[START]

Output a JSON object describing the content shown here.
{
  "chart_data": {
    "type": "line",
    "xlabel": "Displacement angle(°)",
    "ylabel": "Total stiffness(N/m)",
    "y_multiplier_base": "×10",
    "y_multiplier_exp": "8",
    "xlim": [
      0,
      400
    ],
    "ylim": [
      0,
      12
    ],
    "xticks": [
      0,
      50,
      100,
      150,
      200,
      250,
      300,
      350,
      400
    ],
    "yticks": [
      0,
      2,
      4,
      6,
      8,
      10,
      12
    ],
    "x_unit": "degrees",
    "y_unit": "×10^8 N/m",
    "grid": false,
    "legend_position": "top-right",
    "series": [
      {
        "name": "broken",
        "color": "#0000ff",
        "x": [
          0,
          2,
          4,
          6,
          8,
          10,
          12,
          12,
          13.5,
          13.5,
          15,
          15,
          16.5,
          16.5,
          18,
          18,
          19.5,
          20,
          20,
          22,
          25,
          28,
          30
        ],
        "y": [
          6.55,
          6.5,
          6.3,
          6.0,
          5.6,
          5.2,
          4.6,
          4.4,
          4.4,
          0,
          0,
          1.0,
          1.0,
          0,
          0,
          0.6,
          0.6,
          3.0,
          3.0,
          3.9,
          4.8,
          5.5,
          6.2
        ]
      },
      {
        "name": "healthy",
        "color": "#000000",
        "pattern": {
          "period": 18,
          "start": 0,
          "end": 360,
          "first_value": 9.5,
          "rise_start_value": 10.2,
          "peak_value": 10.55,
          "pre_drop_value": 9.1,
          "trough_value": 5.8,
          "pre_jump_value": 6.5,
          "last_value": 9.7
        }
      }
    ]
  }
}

[END]

§ **Aim of the task**: Reproduce the records in full, exactly as written.

§ **Complete answer**:
Output a JSON object describing the content shown here.
{
  "chart_data": {
    "type": "line",
    "xlabel": "Displacement angle(°)",
    "ylabel": "Total stiffness(N/m)",
    "y_multiplier_base": "×10",
    "y_multiplier_exp": "8",
    "xlim": [
      0,
      400
    ],
    "ylim": [
      0,
      12
    ],
    "xticks": [
      0,
      50,
      100,
      150,
      200,
      250,
      300,
      350,
      400
    ],
    "yticks": [
      0,
      2,
      4,
      6,
      8,
      10,
      12
    ],
    "x_unit": "degrees",
    "y_unit": "×10^8 N/m",
    "grid": false,
    "legend_position": "top-right",
    "series": [
      {
        "name": "broken",
        "color": "#0000ff",
        "x": [
          0,
          2,
          4,
          6,
          8,
          10,
          12,
          12,
          13.5,
          13.5,
          15,
          15,
          16.5,
          16.5,
          18,
          18,
          19.5,
          20,
          20,
          22,
          25,
          28,
          30
        ],
        "y": [
          6.55,
          6.5,
          6.3,
          6.0,
          5.6,
          5.2,
          4.6,
          4.4,
          4.4,
          0,
          0,
          1.0,
          1.0,
          0,
          0,
          0.6,
          0.6,
          3.0,
          3.0,
          3.9,
          4.8,
          5.5,
          6.2
        ]
      },
      {
        "name": "healthy",
        "color": "#000000",
        "pattern": {
          "period": 18,
          "start": 0,
          "end": 360,
          "first_value": 9.5,
          "rise_start_value": 10.2,
          "peak_value": 10.55,
          "pre_drop_value": 9.1,
          "trough_value": 5.8,
          "pre_jump_value": 6.5,
          "last_value": 9.7
        }
      }
    ]
  }
}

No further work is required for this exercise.